> _To be done_
Locate all lines with the word "screenshot". Copy them.

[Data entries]
- - - -

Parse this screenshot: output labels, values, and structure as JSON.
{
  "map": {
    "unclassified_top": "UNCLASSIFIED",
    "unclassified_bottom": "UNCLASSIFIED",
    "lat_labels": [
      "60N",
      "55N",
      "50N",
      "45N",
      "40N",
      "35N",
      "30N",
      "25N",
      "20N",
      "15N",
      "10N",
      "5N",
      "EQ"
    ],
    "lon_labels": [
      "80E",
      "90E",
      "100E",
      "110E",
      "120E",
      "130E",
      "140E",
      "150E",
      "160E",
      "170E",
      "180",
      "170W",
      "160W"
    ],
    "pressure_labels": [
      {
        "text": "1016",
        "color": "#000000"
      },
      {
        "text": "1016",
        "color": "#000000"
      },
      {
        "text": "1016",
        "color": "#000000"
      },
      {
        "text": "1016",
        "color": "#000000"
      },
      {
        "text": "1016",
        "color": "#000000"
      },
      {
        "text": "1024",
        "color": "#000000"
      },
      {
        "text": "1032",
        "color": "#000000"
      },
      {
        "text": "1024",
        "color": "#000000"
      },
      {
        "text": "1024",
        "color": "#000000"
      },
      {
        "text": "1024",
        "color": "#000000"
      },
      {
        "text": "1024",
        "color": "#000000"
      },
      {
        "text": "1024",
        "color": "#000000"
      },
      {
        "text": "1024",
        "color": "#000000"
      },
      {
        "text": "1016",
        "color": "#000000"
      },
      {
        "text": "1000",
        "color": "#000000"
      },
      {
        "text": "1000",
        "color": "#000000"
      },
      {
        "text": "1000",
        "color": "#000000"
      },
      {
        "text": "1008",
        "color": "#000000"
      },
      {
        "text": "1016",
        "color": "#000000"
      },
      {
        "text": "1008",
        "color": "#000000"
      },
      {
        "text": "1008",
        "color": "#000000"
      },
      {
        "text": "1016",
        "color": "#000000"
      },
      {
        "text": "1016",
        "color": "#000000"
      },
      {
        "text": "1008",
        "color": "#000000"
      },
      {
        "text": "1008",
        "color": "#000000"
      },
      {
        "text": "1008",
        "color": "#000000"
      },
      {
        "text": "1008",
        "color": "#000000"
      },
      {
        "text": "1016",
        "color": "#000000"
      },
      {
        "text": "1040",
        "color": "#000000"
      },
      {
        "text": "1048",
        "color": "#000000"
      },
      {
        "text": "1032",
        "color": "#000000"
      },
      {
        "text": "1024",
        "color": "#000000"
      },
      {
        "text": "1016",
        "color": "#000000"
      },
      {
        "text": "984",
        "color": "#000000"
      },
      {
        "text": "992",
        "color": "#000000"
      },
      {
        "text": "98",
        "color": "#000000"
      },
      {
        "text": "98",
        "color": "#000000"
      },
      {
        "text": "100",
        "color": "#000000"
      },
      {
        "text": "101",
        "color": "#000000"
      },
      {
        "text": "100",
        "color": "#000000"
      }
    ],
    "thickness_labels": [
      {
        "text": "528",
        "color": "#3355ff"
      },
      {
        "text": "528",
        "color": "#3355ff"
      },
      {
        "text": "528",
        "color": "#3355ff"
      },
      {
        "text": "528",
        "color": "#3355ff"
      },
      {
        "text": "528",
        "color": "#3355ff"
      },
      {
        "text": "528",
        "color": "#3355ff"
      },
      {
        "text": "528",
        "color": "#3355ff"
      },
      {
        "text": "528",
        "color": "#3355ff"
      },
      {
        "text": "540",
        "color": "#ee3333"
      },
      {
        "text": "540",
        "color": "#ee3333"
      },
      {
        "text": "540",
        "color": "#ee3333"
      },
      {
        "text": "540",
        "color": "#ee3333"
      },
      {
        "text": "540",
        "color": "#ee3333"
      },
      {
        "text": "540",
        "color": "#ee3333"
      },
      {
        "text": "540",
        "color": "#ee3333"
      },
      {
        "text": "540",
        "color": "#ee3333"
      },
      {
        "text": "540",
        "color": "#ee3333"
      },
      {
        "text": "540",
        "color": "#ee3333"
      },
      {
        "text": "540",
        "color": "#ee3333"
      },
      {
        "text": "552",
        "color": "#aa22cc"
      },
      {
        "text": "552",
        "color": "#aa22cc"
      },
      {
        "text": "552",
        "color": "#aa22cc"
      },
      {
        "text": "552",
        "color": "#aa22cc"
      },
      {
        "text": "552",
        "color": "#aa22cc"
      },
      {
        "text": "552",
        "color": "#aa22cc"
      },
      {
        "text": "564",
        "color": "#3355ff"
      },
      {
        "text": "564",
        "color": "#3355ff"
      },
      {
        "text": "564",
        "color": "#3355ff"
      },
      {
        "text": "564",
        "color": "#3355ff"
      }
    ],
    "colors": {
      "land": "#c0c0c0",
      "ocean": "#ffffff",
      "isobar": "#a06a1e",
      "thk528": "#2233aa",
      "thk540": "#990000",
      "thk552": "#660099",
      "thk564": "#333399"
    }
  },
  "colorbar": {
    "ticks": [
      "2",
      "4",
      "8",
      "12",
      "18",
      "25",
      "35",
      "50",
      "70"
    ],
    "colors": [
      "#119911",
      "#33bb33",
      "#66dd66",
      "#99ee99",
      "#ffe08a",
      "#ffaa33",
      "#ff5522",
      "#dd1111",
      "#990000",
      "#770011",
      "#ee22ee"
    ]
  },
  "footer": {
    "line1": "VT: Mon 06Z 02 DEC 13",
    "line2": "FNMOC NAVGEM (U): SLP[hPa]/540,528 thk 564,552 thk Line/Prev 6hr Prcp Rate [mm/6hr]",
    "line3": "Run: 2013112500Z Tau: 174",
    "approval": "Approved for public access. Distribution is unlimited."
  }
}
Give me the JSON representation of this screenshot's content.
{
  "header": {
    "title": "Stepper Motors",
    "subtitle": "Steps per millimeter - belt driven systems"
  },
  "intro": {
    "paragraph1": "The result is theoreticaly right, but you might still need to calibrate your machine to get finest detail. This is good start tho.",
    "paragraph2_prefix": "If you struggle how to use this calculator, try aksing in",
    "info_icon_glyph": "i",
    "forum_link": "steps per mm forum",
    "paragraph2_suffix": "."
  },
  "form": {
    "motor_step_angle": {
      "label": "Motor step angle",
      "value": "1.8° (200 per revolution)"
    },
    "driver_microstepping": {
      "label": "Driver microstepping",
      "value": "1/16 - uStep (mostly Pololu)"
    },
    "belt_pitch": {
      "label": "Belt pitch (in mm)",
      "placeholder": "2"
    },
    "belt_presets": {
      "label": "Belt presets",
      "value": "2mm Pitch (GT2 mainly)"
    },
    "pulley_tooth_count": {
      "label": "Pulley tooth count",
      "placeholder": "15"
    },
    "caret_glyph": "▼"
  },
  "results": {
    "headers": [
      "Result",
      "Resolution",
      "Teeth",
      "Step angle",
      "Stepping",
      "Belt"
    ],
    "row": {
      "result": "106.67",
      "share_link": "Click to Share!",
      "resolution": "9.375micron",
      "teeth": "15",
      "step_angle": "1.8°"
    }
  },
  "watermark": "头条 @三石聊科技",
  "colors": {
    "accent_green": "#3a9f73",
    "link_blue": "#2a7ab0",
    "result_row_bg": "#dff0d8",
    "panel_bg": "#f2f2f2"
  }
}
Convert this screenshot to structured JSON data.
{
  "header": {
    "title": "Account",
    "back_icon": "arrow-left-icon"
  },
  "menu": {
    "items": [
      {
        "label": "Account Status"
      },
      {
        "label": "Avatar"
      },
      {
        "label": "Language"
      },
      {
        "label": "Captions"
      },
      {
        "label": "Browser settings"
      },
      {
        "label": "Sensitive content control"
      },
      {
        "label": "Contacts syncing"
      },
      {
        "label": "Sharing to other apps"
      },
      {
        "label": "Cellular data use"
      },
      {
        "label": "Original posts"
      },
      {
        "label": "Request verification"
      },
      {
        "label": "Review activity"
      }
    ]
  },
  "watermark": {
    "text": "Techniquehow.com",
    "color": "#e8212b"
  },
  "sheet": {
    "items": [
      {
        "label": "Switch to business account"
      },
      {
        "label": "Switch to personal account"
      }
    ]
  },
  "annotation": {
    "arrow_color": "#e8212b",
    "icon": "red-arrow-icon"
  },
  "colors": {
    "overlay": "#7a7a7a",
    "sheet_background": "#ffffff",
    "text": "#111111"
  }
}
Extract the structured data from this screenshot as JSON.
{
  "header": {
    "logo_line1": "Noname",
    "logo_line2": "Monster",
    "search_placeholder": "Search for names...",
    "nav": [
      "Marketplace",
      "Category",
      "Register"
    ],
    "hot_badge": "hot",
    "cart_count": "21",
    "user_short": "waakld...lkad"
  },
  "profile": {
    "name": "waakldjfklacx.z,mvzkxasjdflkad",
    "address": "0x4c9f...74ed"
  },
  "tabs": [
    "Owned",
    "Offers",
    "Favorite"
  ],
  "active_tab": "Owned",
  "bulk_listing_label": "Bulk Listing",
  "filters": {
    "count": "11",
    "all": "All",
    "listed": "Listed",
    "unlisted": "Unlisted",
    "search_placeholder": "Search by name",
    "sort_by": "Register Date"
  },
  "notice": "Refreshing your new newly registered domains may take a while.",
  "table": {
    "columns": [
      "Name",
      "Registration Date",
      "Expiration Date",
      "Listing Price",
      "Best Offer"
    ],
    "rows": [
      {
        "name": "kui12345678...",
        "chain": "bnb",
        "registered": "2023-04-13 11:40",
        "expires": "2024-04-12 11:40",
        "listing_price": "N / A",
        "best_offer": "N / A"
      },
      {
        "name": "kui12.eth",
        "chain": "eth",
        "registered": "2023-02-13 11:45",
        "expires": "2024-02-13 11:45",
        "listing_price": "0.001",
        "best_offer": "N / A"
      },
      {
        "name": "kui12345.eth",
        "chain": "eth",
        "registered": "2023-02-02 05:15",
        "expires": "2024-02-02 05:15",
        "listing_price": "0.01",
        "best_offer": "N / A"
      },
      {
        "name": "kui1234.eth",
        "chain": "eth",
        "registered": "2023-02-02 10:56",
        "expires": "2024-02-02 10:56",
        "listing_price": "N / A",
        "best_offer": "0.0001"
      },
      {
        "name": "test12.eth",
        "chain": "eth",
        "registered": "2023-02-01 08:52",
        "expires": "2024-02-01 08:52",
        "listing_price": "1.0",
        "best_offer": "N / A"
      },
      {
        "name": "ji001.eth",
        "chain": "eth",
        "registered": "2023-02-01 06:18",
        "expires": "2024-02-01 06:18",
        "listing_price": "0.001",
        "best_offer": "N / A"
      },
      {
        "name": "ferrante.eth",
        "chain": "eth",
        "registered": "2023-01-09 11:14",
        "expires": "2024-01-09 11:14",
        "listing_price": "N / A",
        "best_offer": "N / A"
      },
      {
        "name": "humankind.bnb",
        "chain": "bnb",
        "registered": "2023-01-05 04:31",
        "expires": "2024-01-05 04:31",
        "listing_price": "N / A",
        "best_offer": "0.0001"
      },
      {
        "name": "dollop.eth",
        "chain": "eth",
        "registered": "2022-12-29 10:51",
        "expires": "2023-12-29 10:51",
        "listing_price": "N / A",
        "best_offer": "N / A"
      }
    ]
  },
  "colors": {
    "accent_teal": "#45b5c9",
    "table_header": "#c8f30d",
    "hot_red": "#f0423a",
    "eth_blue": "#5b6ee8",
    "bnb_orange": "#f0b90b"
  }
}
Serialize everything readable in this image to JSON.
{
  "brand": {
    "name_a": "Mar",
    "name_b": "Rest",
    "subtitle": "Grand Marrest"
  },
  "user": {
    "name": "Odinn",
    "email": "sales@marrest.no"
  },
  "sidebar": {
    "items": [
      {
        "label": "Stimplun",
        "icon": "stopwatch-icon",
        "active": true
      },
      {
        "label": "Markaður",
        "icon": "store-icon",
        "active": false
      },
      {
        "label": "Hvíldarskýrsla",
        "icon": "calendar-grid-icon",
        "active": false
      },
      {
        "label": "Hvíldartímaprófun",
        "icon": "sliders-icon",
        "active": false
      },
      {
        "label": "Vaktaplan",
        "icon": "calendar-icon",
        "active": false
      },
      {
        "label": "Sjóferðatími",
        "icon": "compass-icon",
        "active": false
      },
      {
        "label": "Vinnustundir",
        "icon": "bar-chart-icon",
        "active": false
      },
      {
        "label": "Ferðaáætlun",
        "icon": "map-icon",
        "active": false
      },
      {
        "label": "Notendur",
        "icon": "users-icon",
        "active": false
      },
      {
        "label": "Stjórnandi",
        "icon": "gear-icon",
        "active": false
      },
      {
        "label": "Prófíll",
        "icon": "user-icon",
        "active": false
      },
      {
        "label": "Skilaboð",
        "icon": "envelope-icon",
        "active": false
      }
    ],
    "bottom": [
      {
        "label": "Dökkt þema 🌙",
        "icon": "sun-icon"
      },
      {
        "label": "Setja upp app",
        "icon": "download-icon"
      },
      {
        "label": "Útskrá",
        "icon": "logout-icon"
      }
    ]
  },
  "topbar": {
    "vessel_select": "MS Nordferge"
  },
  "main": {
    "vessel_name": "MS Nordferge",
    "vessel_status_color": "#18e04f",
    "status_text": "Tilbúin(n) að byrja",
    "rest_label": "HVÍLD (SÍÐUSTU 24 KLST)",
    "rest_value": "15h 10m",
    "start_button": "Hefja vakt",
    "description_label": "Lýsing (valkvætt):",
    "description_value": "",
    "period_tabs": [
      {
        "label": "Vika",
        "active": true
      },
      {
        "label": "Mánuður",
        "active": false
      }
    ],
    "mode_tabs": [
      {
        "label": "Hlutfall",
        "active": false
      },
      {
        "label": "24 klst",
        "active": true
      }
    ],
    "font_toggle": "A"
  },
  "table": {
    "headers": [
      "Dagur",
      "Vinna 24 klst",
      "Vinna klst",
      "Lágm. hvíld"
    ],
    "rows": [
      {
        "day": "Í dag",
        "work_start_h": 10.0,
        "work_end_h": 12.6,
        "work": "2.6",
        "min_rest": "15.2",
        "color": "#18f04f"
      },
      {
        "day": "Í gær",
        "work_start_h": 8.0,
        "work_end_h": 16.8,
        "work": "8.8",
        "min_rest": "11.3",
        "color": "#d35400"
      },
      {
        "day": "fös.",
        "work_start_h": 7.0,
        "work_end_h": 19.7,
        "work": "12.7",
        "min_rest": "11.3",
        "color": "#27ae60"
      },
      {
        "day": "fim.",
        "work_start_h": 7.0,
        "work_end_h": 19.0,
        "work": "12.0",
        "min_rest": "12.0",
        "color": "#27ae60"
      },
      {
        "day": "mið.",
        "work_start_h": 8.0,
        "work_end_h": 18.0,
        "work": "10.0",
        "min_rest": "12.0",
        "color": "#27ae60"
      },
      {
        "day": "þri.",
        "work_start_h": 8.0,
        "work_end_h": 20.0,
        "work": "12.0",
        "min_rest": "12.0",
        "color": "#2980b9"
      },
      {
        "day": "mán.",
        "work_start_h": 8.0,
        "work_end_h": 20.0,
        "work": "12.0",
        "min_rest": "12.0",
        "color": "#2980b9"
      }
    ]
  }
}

- - - -

> _Written response_
Parse this screenshot: output labels, values, and structure as JSON.
Give me the JSON representation of this screenshot's content.
Convert this screenshot to structured JSON data.
Extract the structured data from this screenshot as JSON.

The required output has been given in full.